Set down every record once more, exactly as given.

● ● ● ● ● ● ●

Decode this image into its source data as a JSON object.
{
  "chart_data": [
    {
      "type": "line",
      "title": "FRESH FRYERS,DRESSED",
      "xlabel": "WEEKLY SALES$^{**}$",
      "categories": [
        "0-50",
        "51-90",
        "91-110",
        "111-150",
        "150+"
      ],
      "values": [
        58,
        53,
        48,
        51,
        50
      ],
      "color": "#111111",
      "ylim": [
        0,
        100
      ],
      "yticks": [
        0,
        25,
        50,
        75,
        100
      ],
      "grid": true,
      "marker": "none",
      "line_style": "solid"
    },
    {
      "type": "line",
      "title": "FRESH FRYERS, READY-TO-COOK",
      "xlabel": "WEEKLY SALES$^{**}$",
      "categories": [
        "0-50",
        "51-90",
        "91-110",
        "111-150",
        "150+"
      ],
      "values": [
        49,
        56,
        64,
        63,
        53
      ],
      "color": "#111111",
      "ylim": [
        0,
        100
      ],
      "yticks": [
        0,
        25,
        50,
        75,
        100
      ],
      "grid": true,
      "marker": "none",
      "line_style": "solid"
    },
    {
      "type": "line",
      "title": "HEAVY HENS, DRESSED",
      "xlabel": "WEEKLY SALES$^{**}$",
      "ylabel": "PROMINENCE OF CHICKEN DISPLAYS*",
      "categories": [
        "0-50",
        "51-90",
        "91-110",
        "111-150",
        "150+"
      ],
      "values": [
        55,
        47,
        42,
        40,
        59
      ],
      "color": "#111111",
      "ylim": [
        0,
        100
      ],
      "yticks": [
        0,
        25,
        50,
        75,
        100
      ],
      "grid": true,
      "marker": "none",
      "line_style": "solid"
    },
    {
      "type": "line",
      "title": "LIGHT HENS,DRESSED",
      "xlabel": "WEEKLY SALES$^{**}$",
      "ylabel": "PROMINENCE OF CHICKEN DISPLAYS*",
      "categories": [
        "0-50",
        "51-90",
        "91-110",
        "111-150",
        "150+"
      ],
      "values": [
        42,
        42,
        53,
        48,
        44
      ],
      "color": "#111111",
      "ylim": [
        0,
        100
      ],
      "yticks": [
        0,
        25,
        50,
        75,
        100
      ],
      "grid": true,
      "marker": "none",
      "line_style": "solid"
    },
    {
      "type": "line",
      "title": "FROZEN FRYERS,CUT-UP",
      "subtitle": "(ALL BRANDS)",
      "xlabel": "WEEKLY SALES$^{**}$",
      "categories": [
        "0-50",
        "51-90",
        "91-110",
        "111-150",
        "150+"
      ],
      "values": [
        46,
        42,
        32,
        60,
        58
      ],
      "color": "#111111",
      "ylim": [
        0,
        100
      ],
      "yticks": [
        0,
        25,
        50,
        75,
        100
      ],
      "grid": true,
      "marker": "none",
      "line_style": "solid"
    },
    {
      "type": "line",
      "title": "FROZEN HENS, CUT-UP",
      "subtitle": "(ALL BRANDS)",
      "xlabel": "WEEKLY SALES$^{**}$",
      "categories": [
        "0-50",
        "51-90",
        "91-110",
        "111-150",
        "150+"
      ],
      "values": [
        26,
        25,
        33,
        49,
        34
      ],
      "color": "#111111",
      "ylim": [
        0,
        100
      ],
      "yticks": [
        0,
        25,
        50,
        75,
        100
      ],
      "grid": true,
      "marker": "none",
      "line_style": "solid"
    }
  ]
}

● ● ● ● ● ● ●

Reply to the task:
Decode this image into its source data as a JSON object.
{
  "chart_data": [
    {
      "type": "line",
      "title": "FRESH FRYERS,DRESSED",
      "xlabel": "WEEKLY SALES$^{**}$",
      "categories": [
        "0-50",
        "51-90",
        "91-110",
        "111-150",
        "150+"
      ],
      "values": [
        58,
        53,
        48,
        51,
        50
      ],
      "color": "#111111",
      "ylim": [
        0,
        100
      ],
      "yticks": [
        0,
        25,
        50,
        75,
        100
      ],
      "grid": true,
      "marker": "none",
      "line_style": "solid"
    },
    {
      "type": "line",
      "title": "FRESH FRYERS, READY-TO-COOK",
      "xlabel": "WEEKLY SALES$^{**}$",
      "categories": [
        "0-50",
        "51-90",
        "91-110",
        "111-150",
        "150+"
      ],
      "values": [
        49,
        56,
        64,
        63,
        53
      ],
      "color": "#111111",
      "ylim": [
        0,
        100
      ],
      "yticks": [
        0,
        25,
        50,
        75,
        100
      ],
      "grid": true,
      "marker": "none",
      "line_style": "solid"
    },
    {
      "type": "line",
      "title": "HEAVY HENS, DRESSED",
      "xlabel": "WEEKLY SALES$^{**}$",
      "ylabel": "PROMINENCE OF CHICKEN DISPLAYS*",
      "categories": [
        "0-50",
        "51-90",
        "91-110",
        "111-150",
        "150+"
      ],
      "values": [
        55,
        47,
        42,
        40,
        59
      ],
      "color": "#111111",
      "ylim": [
        0,
        100
      ],
      "yticks": [
        0,
        25,
        50,
        75,
        100
      ],
      "grid": true,
      "marker": "none",
      "line_style": "solid"
    },
    {
      "type": "line",
      "title": "LIGHT HENS,DRESSED",
      "xlabel": "WEEKLY SALES$^{**}$",
      "ylabel": "PROMINENCE OF CHICKEN DISPLAYS*",
      "categories": [
        "0-50",
        "51-90",
        "91-110",
        "111-150",
        "150+"
      ],
      "values": [
        42,
        42,
        53,
        48,
        44
      ],
      "color": "#111111",
      "ylim": [
        0,
        100
      ],
      "yticks": [
        0,
        25,
        50,
        75,
        100
      ],
      "grid": true,
      "marker": "none",
      "line_style": "solid"
    },
    {
      "type": "line",
      "title": "FROZEN FRYERS,CUT-UP",
      "subtitle": "(ALL BRANDS)",
      "xlabel": "WEEKLY SALES$^{**}$",
      "categories": [
        "0-50",
        "51-90",
        "91-110",
        "111-150",
        "150+"
      ],
      "values": [
        46,
        42,
        32,
        60,
        58
      ],
      "color": "#111111",
      "ylim": [
        0,
        100
      ],
      "yticks": [
        0,
        25,
        50,
        75,
        100
      ],
      "grid": true,
      "marker": "none",
      "line_style": "solid"
    },
    {
      "type": "line",
      "title": "FROZEN HENS, CUT-UP",
      "subtitle": "(ALL BRANDS)",
      "xlabel": "WEEKLY SALES$^{**}$",
      "categories": [
        "0-50",
        "51-90",
        "91-110",
        "111-150",
        "150+"
      ],
      "values": [
        26,
        25,
        33,
        49,
        34
      ],
      "color": "#111111",
      "ylim": [
        0,
        100
      ],
      "yticks": [
        0,
        25,
        50,
        75,
        100
      ],
      "grid": true,
      "marker": "none",
      "line_style": "solid"
    }
  ]
}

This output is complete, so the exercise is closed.